» **SOURCE MATERIAL**
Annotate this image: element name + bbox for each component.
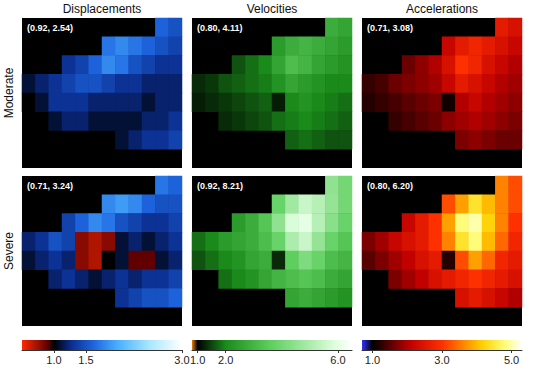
svg-text:2.0: 2.0 — [218, 354, 233, 366]
svg-text:1.0: 1.0 — [46, 354, 61, 366]
svg-text:Displacements: Displacements — [63, 2, 142, 16]
svg-text:1.0: 1.0 — [190, 354, 205, 366]
svg-text:Severe: Severe — [2, 232, 16, 270]
svg-text:Moderate: Moderate — [2, 67, 16, 118]
svg-text:(0.71, 3.08): (0.71, 3.08) — [367, 23, 413, 33]
svg-text:1.5: 1.5 — [78, 354, 93, 366]
svg-text:(0.80, 6.20): (0.80, 6.20) — [367, 181, 413, 191]
svg-text:Velocities: Velocities — [247, 2, 298, 16]
svg-text:(0.80, 4.11): (0.80, 4.11) — [197, 23, 243, 33]
svg-text:3.0: 3.0 — [174, 354, 189, 366]
svg-text:Accelerations: Accelerations — [406, 2, 478, 16]
svg-text:(0.92, 2.54): (0.92, 2.54) — [27, 23, 73, 33]
svg-text:6.0: 6.0 — [330, 354, 345, 366]
svg-text:(0.71, 3.24): (0.71, 3.24) — [27, 181, 73, 191]
svg-text:5.0: 5.0 — [504, 354, 519, 366]
svg-text:(0.92, 8.21): (0.92, 8.21) — [197, 181, 243, 191]
svg-text:1.0: 1.0 — [365, 354, 380, 366]
svg-text:3.0: 3.0 — [434, 354, 449, 366]
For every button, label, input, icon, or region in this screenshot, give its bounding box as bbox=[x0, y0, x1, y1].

» **WHAT THE TASK ASKS**
Please convert every line of the data above into a JSON list of strings, one string per line, skipping blank lines. Leave the picture out of the list.

» **RESULT**
[
  "Annotate this image: element name + bbox for each component.",
  "svg-text:2.0: 2.0 — [218, 354, 233, 366]",
  "svg-text:1.0: 1.0 — [46, 354, 61, 366]",
  "svg-text:Displacements: Displacements — [63, 2, 142, 16]",
  "svg-text:1.0: 1.0 — [190, 354, 205, 366]",
  "svg-text:Severe: Severe — [2, 232, 16, 270]",
  "svg-text:Moderate: Moderate — [2, 67, 16, 118]",
  "svg-text:(0.71, 3.08): (0.71, 3.08) — [367, 23, 413, 33]",
  "svg-text:1.5: 1.5 — [78, 354, 93, 366]",
  "svg-text:(0.80, 6.20): (0.80, 6.20) — [367, 181, 413, 191]",
  "svg-text:Velocities: Velocities — [247, 2, 298, 16]",
  "svg-text:(0.80, 4.11): (0.80, 4.11) — [197, 23, 243, 33]",
  "svg-text:3.0: 3.0 — [174, 354, 189, 366]",
  "svg-text:Accelerations: Accelerations — [406, 2, 478, 16]",
  "svg-text:(0.92, 2.54): (0.92, 2.54) — [27, 23, 73, 33]",
  "svg-text:6.0: 6.0 — [330, 354, 345, 366]",
  "svg-text:(0.71, 3.24): (0.71, 3.24) — [27, 181, 73, 191]",
  "svg-text:5.0: 5.0 — [504, 354, 519, 366]",
  "svg-text:(0.92, 8.21): (0.92, 8.21) — [197, 181, 243, 191]",
  "svg-text:1.0: 1.0 — [365, 354, 380, 366]",
  "svg-text:3.0: 3.0 — [434, 354, 449, 366]",
  "For every button, label, input, icon, or region in this screenshot, give its bounding box as bbox=[x0, y0, x1, y1]."
]